■ **The problem**
Make an exact copy of the entries below with the pictures removed.

■ ■ ■

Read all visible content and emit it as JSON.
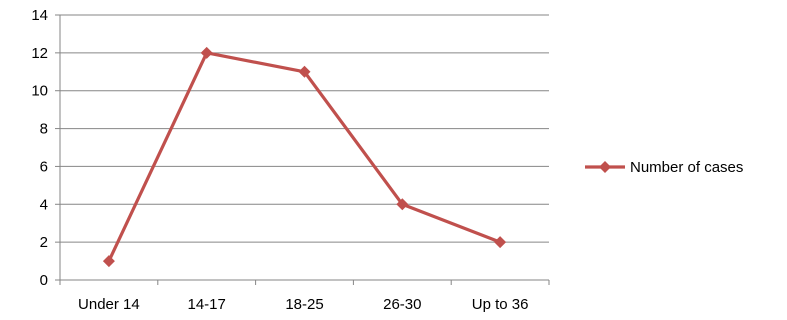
{
  "chart_data": {
    "type": "line",
    "categories": [
      "Under 14",
      "14-17",
      "18-25",
      "26-30",
      "Up to 36"
    ],
    "series": [
      {
        "name": "Number of cases",
        "values": [
          1,
          12,
          11,
          4,
          2
        ]
      }
    ],
    "ylim": [
      0,
      14
    ],
    "yticks": [
      0,
      2,
      4,
      6,
      8,
      10,
      12,
      14
    ],
    "grid": true,
    "legend": "right",
    "colors": {
      "series": "#C0504D",
      "grid": "#868686",
      "axis": "#868686"
    }
  }
}
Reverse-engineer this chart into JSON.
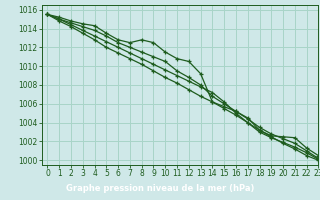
{
  "title": "Graphe pression niveau de la mer (hPa)",
  "bg_color": "#cfe8e8",
  "plot_bg_color": "#cfe8e8",
  "footer_color": "#2d6e2d",
  "footer_text_color": "#ffffff",
  "grid_color": "#a8d4c8",
  "line_color": "#1e5c1e",
  "xlim": [
    -0.5,
    23
  ],
  "ylim": [
    999.5,
    1016.5
  ],
  "yticks": [
    1000,
    1002,
    1004,
    1006,
    1008,
    1010,
    1012,
    1014,
    1016
  ],
  "xtick_labels": [
    "0",
    "1",
    "2",
    "3",
    "4",
    "5",
    "6",
    "7",
    "8",
    "9",
    "10",
    "11",
    "12",
    "13",
    "14",
    "15",
    "16",
    "17",
    "18",
    "19",
    "20",
    "21",
    "22",
    "23"
  ],
  "series": [
    [
      1015.5,
      1015.2,
      1014.8,
      1014.5,
      1014.3,
      1013.5,
      1012.8,
      1012.5,
      1012.8,
      1012.5,
      1011.5,
      1010.8,
      1010.5,
      1009.2,
      1006.2,
      1005.7,
      1005.2,
      1004.5,
      1003.2,
      1002.6,
      1002.5,
      1002.4,
      1001.3,
      1000.5
    ],
    [
      1015.5,
      1015.0,
      1014.6,
      1014.2,
      1013.8,
      1013.2,
      1012.5,
      1012.0,
      1011.5,
      1011.0,
      1010.5,
      1009.5,
      1008.8,
      1008.0,
      1006.8,
      1006.0,
      1005.2,
      1004.4,
      1003.5,
      1002.8,
      1002.3,
      1001.8,
      1001.0,
      1000.2
    ],
    [
      1015.5,
      1015.0,
      1014.4,
      1013.8,
      1013.2,
      1012.6,
      1012.0,
      1011.4,
      1010.8,
      1010.2,
      1009.6,
      1009.0,
      1008.4,
      1007.8,
      1007.2,
      1006.2,
      1005.0,
      1004.0,
      1003.0,
      1002.4,
      1001.9,
      1001.4,
      1000.8,
      1000.1
    ],
    [
      1015.5,
      1014.8,
      1014.2,
      1013.5,
      1012.8,
      1012.0,
      1011.4,
      1010.8,
      1010.2,
      1009.5,
      1008.8,
      1008.2,
      1007.5,
      1006.8,
      1006.2,
      1005.5,
      1004.8,
      1004.0,
      1003.2,
      1002.5,
      1001.8,
      1001.2,
      1000.5,
      1000.0
    ]
  ],
  "tick_fontsize": 5.5,
  "label_fontsize": 6.0,
  "linewidth": 0.9,
  "markersize": 3.5
}
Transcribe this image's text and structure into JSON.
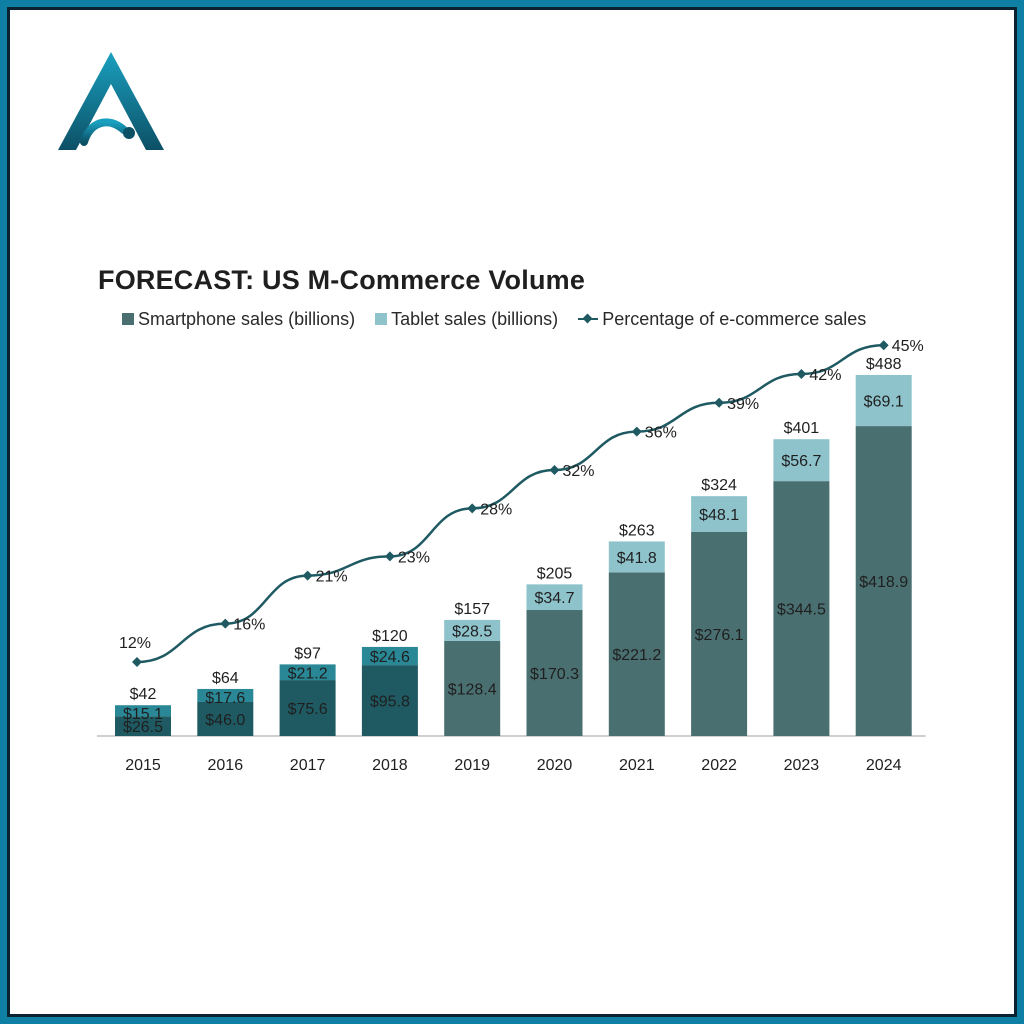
{
  "chart_data": {
    "type": "bar",
    "title": "FORECAST: US M-Commerce Volume",
    "categories": [
      "2015",
      "2016",
      "2017",
      "2018",
      "2019",
      "2020",
      "2021",
      "2022",
      "2023",
      "2024"
    ],
    "series": [
      {
        "name": "Smartphone sales (billions)",
        "kind": "bar",
        "values": [
          26.5,
          46.0,
          75.6,
          95.8,
          128.4,
          170.3,
          221.2,
          276.1,
          344.5,
          418.9
        ],
        "labels": [
          "$26.5",
          "$46.0",
          "$75.6",
          "$95.8",
          "$128.4",
          "$170.3",
          "$221.2",
          "$276.1",
          "$344.5",
          "$418.9"
        ]
      },
      {
        "name": "Tablet sales (billions)",
        "kind": "bar",
        "values": [
          15.1,
          17.6,
          21.2,
          24.6,
          28.5,
          34.7,
          41.8,
          48.1,
          56.7,
          69.1
        ],
        "labels": [
          "$15.1",
          "$17.6",
          "$21.2",
          "$24.6",
          "$28.5",
          "$34.7",
          "$41.8",
          "$48.1",
          "$56.7",
          "$69.1"
        ]
      },
      {
        "name": "Percentage of e-commerce sales",
        "kind": "line",
        "values": [
          12,
          16,
          21,
          23,
          28,
          32,
          36,
          39,
          42,
          45
        ],
        "labels": [
          "12%",
          "16%",
          "21%",
          "23%",
          "28%",
          "32%",
          "36%",
          "39%",
          "42%",
          "45%"
        ]
      }
    ],
    "totals": [
      42,
      64,
      97,
      120,
      157,
      205,
      263,
      324,
      401,
      488
    ],
    "total_labels": [
      "$42",
      "$64",
      "$97",
      "$120",
      "$157",
      "$205",
      "$263",
      "$324",
      "$401",
      "$488"
    ],
    "stacked": true,
    "ylim": [
      0,
      488
    ],
    "grid": false,
    "legend_position": "top",
    "colors": {
      "smartphone_dark": "#1f5a63",
      "smartphone": "#4a6f70",
      "tablet_dark": "#2a8796",
      "tablet": "#8ec3cc",
      "line": "#1f5a63",
      "axis": "#bfbfbf",
      "text": "#2a2a2a"
    }
  },
  "logo": {
    "icon": "letter-a-logo-icon",
    "colors": [
      "#1aa0bf",
      "#0c5066"
    ]
  }
}
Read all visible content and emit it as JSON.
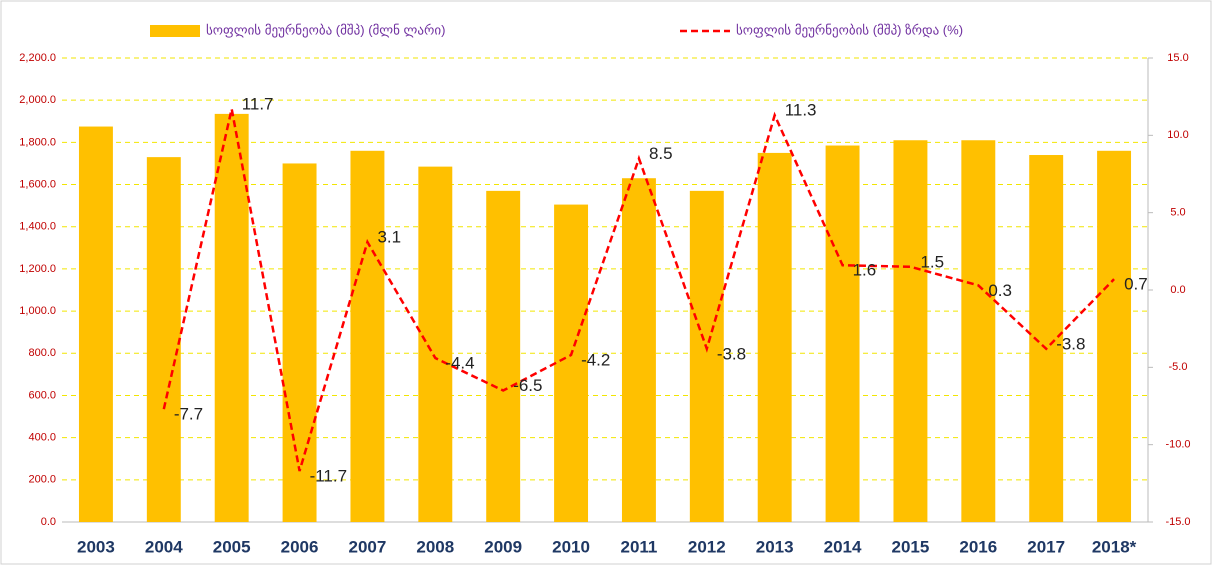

■ ■ ■

■ **Task solution**
Read all visible content and emit it as JSON.
{
  "chart_data": {
    "type": "line",
    "categories": [
      "Under 14",
      "14-17",
      "18-25",
      "26-30",
      "Up to 36"
    ],
    "series": [
      {
        "name": "Number of cases",
        "values": [
          1,
          12,
          11,
          4,
          2
        ]
      }
    ],
    "ylim": [
      0,
      14
    ],
    "yticks": [
      0,
      2,
      4,
      6,
      8,
      10,
      12,
      14
    ],
    "grid": true,
    "legend": "right",
    "colors": {
      "series": "#C0504D",
      "grid": "#868686",
      "axis": "#868686"
    }
  }
}
Reverse-engineer this chart into JSON.
{
  "title": "Graphe pression niveau de la mer (hPa)",
  "bg_color": "#cfe8e8",
  "plot_bg_color": "#cfe8e8",
  "footer_color": "#2d6e2d",
  "footer_text_color": "#ffffff",
  "grid_color": "#a8d4c8",
  "line_color": "#1e5c1e",
  "xlim": [
    -0.5,
    23
  ],
  "ylim": [
    999.5,
    1016.5
  ],
  "yticks": [
    1000,
    1002,
    1004,
    1006,
    1008,
    1010,
    1012,
    1014,
    1016
  ],
  "xtick_labels": [
    "0",
    "1",
    "2",
    "3",
    "4",
    "5",
    "6",
    "7",
    "8",
    "9",
    "10",
    "11",
    "12",
    "13",
    "14",
    "15",
    "16",
    "17",
    "18",
    "19",
    "20",
    "21",
    "22",
    "23"
  ],
  "series": [
    [
      1015.5,
      1015.2,
      1014.8,
      1014.5,
      1014.3,
      1013.5,
      1012.8,
      1012.5,
      1012.8,
      1012.5,
      1011.5,
      1010.8,
      1010.5,
      1009.2,
      1006.2,
      1005.7,
      1005.2,
      1004.5,
      1003.2,
      1002.6,
      1002.5,
      1002.4,
      1001.3,
      1000.5
    ],
    [
      1015.5,
      1015.0,
      1014.6,
      1014.2,
      1013.8,
      1013.2,
      1012.5,
      1012.0,
      1011.5,
      1011.0,
      1010.5,
      1009.5,
      1008.8,
      1008.0,
      1006.8,
      1006.0,
      1005.2,
      1004.4,
      1003.5,
      1002.8,
      1002.3,
      1001.8,
      1001.0,
      1000.2
    ],
    [
      1015.5,
      1015.0,
      1014.4,
      1013.8,
      1013.2,
      1012.6,
      1012.0,
      1011.4,
      1010.8,
      1010.2,
      1009.6,
      1009.0,
      1008.4,
      1007.8,
      1007.2,
      1006.2,
      1005.0,
      1004.0,
      1003.0,
      1002.4,
      1001.9,
      1001.4,
      1000.8,
      1000.1
    ],
    [
      1015.5,
      1014.8,
      1014.2,
      1013.5,
      1012.8,
      1012.0,
      1011.4,
      1010.8,
      1010.2,
      1009.5,
      1008.8,
      1008.2,
      1007.5,
      1006.8,
      1006.2,
      1005.5,
      1004.8,
      1004.0,
      1003.2,
      1002.5,
      1001.8,
      1001.2,
      1000.5,
      1000.0
    ]
  ],
  "tick_fontsize": 5.5,
  "label_fontsize": 6.0,
  "linewidth": 0.9,
  "markersize": 3.5
}
Transcribe this image's text and structure into JSON.
{
  "chart_data": {
    "type": "bar",
    "title": "FORECAST: US M-Commerce Volume",
    "categories": [
      "2015",
      "2016",
      "2017",
      "2018",
      "2019",
      "2020",
      "2021",
      "2022",
      "2023",
      "2024"
    ],
    "series": [
      {
        "name": "Smartphone sales (billions)",
        "kind": "bar",
        "values": [
          26.5,
          46.0,
          75.6,
          95.8,
          128.4,
          170.3,
          221.2,
          276.1,
          344.5,
          418.9
        ],
        "labels": [
          "$26.5",
          "$46.0",
          "$75.6",
          "$95.8",
          "$128.4",
          "$170.3",
          "$221.2",
          "$276.1",
          "$344.5",
          "$418.9"
        ]
      },
      {
        "name": "Tablet sales (billions)",
        "kind": "bar",
        "values": [
          15.1,
          17.6,
          21.2,
          24.6,
          28.5,
          34.7,
          41.8,
          48.1,
          56.7,
          69.1
        ],
        "labels": [
          "$15.1",
          "$17.6",
          "$21.2",
          "$24.6",
          "$28.5",
          "$34.7",
          "$41.8",
          "$48.1",
          "$56.7",
          "$69.1"
        ]
      },
      {
        "name": "Percentage of e-commerce sales",
        "kind": "line",
        "values": [
          12,
          16,
          21,
          23,
          28,
          32,
          36,
          39,
          42,
          45
        ],
        "labels": [
          "12%",
          "16%",
          "21%",
          "23%",
          "28%",
          "32%",
          "36%",
          "39%",
          "42%",
          "45%"
        ]
      }
    ],
    "totals": [
      42,
      64,
      97,
      120,
      157,
      205,
      263,
      324,
      401,
      488
    ],
    "total_labels": [
      "$42",
      "$64",
      "$97",
      "$120",
      "$157",
      "$205",
      "$263",
      "$324",
      "$401",
      "$488"
    ],
    "stacked": true,
    "ylim": [
      0,
      488
    ],
    "grid": false,
    "legend_position": "top",
    "colors": {
      "smartphone_dark": "#1f5a63",
      "smartphone": "#4a6f70",
      "tablet_dark": "#2a8796",
      "tablet": "#8ec3cc",
      "line": "#1f5a63",
      "axis": "#bfbfbf",
      "text": "#2a2a2a"
    }
  },
  "logo": {
    "icon": "letter-a-logo-icon",
    "colors": [
      "#1aa0bf",
      "#0c5066"
    ]
  }
}
Read all visible content and emit it as JSON.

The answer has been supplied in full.